REQUIRED ACTIONS
[a] In the section on fine painting and still-life below, who is named as the exception to the near-total neglect of trompe l'oeil painting?
[b] Retype word for word the part of the section on fine painting and still-life below that starts with "The Dutch flower" and goes on through "Jan Antonin Vocásek).".

EXTRACT TO READ
________
6.2 Fine Painting and Still-Life
Apart from this harking back, there also was a continuous tradition of Dutch influence from the 17th into the 18th century in places where the Dutch fine painters gained a foothold in Germany. Düsseldorf (Adriaen van der Werff, Eglon van der Neer) and Kassel (Philip van Dijk) are the best examples for this, but it can be found also at smaller courts such as Ansbach (Johann Christian Sperling) and Mainz (Arnold Boonen). This fine painting in the French-Dutch taste didn’t meet with any resistance. It connected the careful, loving execution, which was and is a highly appreciated quality of Dutch art, with French composition and elegance. Today we see this mixed style merely as a symptom of decline, whereas at the time it was regarded as wholesome Dutch art. On the other hand it is noteworthy, that the Dutch, large-scale history painting of the later time (Theodor van der Schuer, Augustus Terwesten, Ottmar Elliger II) was generally much less appreciated. Maybe people understood that in this case French influence had destroyed the essential.
The fine painters, who also had their imitators and followers in Germany in the first decades of the 18th century (Johann Christian Sperling, the Quitter family), achieved even more. A large group of portraitists took their example: they wanted to make a realistic middle-class portrait, instead of the decorative-pompous courtly type. Instead of the light Rococo colouring they took over the darker brownish metallic hue from Gerard Dou, connected with an artificial lighting effect, which was also favoured by Arnold Boonen and Adriaen van der Werff. The realistic, in contrast with the decorative, consisted of a painstakingly accurate design, which could degenerate into pedantry. Balthasar Denner and Christian Seybold belong to the first and most consistent artists in this category. In Southern Germany, where this style only had a few supporters, it was represented very early by Mányoki. Dominicus van der Smissen, Jacob Denner, Johann Georg Dathan were other aficionados of this kind of painting, which could even cross over to a certain kind of Rembrandt imitation. The German artists preferably limited themselves to the Rembrandt of the Leiden period, when Gerard Dou was his pupil and in a sense kept to his ‘precise’ style. The late works of Johann Kupezky show the quality and beauty which can result from such a style of portraiture.
The Dutch flower still-life owes its continuation into the 18th century to the same level of esteem for fine painting and a love for all things small. Here almost exclusively ‘followers’ of Rachel Ruysch, Abraham Mignon and Jan van Huijsum dominated the field. They trained themselves in the academies and the galleries, where these Dutch still-lifes were given a place of honour at the time. The decoratively constructed and carefully executed still-life was particularly appreciated. Artists like Willem Kalf and Abraham van Beyeren, on the other hand, were not properly valued; not even the paintings by Willem van Aelst and Henri Fromentiou and other courtly hunting still-lifes could assert their position in the 18th century. The trompe l’oeil-painting, which was so much admired in the 17th century, got almost completely forgotten (with the exception of Jan Antonin Vocásek).
________
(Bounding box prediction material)
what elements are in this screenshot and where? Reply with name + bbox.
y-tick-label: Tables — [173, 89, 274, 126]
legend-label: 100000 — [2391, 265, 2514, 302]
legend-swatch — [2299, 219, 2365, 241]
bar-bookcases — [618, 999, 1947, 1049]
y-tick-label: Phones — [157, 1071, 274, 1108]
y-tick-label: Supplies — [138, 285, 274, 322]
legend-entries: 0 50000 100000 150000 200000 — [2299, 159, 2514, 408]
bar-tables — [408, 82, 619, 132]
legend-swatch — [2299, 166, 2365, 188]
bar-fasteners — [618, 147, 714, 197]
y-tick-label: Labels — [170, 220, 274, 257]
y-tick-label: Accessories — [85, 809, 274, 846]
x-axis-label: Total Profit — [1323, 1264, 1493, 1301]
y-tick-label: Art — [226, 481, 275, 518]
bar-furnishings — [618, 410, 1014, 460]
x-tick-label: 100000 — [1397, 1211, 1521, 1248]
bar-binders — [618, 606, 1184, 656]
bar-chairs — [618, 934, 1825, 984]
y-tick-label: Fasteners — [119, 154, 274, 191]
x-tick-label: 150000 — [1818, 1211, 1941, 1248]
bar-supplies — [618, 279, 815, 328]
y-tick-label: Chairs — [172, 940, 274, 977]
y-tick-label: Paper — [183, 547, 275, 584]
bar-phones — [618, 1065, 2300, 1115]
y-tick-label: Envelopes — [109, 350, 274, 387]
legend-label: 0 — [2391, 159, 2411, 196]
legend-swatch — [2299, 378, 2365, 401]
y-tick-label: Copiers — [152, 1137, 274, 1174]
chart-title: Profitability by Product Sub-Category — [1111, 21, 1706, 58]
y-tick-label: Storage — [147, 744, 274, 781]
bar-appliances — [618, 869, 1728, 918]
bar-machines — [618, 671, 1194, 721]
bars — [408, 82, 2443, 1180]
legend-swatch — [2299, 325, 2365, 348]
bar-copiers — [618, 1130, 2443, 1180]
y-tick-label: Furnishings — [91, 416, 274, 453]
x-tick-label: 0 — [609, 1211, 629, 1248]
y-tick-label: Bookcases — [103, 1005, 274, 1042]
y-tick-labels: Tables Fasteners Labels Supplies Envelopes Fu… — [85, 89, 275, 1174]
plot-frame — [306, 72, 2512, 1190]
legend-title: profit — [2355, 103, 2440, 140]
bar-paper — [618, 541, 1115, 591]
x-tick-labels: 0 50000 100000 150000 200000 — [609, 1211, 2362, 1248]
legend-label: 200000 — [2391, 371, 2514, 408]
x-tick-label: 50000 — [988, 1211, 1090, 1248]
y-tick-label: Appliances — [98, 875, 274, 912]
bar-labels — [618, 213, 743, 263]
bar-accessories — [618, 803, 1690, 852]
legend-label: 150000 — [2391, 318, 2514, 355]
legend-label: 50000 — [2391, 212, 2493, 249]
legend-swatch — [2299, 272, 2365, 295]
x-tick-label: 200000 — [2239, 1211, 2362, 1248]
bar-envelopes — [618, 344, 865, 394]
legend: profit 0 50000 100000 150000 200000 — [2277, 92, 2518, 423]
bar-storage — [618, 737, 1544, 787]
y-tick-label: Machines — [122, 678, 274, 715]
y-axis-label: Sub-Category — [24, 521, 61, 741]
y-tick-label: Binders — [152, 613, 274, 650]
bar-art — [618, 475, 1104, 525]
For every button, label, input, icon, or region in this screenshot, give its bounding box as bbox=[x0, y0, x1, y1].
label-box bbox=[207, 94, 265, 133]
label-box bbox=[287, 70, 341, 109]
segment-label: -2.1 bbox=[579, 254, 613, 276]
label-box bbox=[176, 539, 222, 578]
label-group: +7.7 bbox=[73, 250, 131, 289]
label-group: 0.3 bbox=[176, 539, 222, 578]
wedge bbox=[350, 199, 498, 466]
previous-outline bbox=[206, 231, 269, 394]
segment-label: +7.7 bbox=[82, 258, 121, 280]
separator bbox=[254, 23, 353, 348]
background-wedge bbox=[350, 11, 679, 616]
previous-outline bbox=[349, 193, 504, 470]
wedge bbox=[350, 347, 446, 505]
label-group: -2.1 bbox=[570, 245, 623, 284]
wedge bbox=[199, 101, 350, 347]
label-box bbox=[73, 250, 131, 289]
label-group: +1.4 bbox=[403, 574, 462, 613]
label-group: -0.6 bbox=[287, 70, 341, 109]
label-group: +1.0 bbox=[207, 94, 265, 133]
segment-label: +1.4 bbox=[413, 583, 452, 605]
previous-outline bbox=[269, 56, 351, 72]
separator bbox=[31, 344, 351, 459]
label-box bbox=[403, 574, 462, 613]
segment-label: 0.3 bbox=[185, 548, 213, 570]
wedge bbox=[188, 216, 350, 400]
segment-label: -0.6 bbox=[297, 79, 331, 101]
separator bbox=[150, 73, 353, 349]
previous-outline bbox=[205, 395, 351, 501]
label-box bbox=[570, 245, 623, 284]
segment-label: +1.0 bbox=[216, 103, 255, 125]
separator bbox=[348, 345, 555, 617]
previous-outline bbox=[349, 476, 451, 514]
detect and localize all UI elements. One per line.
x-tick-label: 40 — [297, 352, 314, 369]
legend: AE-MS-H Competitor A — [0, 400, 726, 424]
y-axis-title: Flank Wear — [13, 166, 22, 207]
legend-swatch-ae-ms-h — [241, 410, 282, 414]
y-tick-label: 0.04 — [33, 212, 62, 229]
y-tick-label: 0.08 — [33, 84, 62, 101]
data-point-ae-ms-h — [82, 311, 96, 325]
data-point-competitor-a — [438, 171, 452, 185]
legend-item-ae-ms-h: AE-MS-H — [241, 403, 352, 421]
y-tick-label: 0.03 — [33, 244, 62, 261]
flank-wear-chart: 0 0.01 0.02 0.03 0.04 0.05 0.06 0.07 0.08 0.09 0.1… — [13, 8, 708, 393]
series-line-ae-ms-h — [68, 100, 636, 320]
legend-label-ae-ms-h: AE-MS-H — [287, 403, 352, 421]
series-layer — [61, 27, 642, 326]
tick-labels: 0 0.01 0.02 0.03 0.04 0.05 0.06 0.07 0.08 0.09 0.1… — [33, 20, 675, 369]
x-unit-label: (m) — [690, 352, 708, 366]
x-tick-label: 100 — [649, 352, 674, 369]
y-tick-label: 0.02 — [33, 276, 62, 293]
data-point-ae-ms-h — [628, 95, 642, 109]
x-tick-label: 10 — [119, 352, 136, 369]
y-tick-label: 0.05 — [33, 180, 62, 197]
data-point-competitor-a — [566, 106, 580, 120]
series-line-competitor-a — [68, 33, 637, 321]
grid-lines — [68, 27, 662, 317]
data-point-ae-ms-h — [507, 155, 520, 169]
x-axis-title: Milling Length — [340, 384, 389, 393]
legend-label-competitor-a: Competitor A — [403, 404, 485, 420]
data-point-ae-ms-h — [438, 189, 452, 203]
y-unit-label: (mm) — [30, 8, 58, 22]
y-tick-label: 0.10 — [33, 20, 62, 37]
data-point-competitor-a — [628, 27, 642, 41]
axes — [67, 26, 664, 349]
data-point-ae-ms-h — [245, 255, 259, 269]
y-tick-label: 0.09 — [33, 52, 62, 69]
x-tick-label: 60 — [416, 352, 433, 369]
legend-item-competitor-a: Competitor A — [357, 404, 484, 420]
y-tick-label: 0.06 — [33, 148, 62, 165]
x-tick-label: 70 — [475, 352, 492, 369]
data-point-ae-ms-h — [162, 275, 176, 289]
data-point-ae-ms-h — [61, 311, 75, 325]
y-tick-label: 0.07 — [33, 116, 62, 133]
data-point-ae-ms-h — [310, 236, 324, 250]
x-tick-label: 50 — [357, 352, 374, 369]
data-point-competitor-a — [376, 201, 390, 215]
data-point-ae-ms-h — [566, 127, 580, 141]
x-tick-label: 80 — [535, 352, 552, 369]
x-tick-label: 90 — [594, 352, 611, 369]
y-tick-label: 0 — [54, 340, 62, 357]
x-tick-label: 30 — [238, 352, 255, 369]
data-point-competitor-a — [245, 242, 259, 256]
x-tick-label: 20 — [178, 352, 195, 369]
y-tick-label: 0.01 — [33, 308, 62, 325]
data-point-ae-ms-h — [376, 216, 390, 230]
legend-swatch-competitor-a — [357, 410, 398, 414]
________
TASK ANSWERS
[a] Jan Antonin Vocásek.

[b]
The Dutch flower still-life owes its continuation into the 18th century to the same level of esteem for fine painting and a love for all things small. Here almost exclusively ‘followers’ of Rachel Ruysch, Abraham Mignon and Jan van Huijsum dominated the field. They trained themselves in the academies and the galleries, where these Dutch still-lifes were given a place of honour at the time. The decoratively constructed and carefully executed still-life was particularly appreciated. Artists like Willem Kalf and Abraham van Beyeren, on the other hand, were not properly valued; not even the paintings by Willem van Aelst and Henri Fromentiou and other courtly hunting still-lifes could assert their position in the 18th century. The trompe l’oeil-painting, which was so much admired in the 17th century, got almost completely forgotten (with the exception of Jan Antonin Vocásek).